Rows from a figure dataset:
(begin)

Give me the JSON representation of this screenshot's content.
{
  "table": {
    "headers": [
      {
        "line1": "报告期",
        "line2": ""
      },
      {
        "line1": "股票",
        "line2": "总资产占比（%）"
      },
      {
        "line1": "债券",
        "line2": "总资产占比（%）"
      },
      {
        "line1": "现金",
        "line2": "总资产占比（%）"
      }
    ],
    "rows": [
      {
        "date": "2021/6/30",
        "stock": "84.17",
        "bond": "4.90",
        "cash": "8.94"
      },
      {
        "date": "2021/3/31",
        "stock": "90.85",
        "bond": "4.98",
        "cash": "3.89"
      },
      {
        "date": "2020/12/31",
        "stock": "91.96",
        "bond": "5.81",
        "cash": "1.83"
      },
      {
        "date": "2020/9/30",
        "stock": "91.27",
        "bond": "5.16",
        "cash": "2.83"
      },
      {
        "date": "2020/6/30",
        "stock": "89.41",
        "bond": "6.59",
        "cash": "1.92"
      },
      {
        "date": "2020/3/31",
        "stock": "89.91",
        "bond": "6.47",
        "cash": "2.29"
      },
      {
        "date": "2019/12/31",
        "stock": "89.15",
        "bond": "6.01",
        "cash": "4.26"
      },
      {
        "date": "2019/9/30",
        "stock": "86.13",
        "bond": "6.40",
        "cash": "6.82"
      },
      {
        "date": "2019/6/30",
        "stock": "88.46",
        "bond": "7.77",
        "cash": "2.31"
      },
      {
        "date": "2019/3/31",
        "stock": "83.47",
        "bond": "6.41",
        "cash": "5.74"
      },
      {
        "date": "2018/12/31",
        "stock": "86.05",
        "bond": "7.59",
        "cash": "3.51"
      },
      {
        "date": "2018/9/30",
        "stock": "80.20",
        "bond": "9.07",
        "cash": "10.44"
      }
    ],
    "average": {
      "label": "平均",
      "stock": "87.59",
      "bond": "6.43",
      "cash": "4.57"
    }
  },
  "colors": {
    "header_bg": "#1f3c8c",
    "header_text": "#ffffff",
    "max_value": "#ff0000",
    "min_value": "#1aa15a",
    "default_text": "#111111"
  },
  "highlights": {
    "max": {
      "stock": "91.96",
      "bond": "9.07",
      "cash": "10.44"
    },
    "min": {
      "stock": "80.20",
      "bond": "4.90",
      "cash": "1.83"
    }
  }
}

(end)

Output the listing above without altering a single character.

Give me the JSON representation of this screenshot's content.
{
  "table": {
    "headers": [
      {
        "line1": "报告期",
        "line2": ""
      },
      {
        "line1": "股票",
        "line2": "总资产占比（%）"
      },
      {
        "line1": "债券",
        "line2": "总资产占比（%）"
      },
      {
        "line1": "现金",
        "line2": "总资产占比（%）"
      }
    ],
    "rows": [
      {
        "date": "2021/6/30",
        "stock": "84.17",
        "bond": "4.90",
        "cash": "8.94"
      },
      {
        "date": "2021/3/31",
        "stock": "90.85",
        "bond": "4.98",
        "cash": "3.89"
      },
      {
        "date": "2020/12/31",
        "stock": "91.96",
        "bond": "5.81",
        "cash": "1.83"
      },
      {
        "date": "2020/9/30",
        "stock": "91.27",
        "bond": "5.16",
        "cash": "2.83"
      },
      {
        "date": "2020/6/30",
        "stock": "89.41",
        "bond": "6.59",
        "cash": "1.92"
      },
      {
        "date": "2020/3/31",
        "stock": "89.91",
        "bond": "6.47",
        "cash": "2.29"
      },
      {
        "date": "2019/12/31",
        "stock": "89.15",
        "bond": "6.01",
        "cash": "4.26"
      },
      {
        "date": "2019/9/30",
        "stock": "86.13",
        "bond": "6.40",
        "cash": "6.82"
      },
      {
        "date": "2019/6/30",
        "stock": "88.46",
        "bond": "7.77",
        "cash": "2.31"
      },
      {
        "date": "2019/3/31",
        "stock": "83.47",
        "bond": "6.41",
        "cash": "5.74"
      },
      {
        "date": "2018/12/31",
        "stock": "86.05",
        "bond": "7.59",
        "cash": "3.51"
      },
      {
        "date": "2018/9/30",
        "stock": "80.20",
        "bond": "9.07",
        "cash": "10.44"
      }
    ],
    "average": {
      "label": "平均",
      "stock": "87.59",
      "bond": "6.43",
      "cash": "4.57"
    }
  },
  "colors": {
    "header_bg": "#1f3c8c",
    "header_text": "#ffffff",
    "max_value": "#ff0000",
    "min_value": "#1aa15a",
    "default_text": "#111111"
  },
  "highlights": {
    "max": {
      "stock": "91.96",
      "bond": "9.07",
      "cash": "10.44"
    },
    "min": {
      "stock": "80.20",
      "bond": "4.90",
      "cash": "1.83"
    }
  }
}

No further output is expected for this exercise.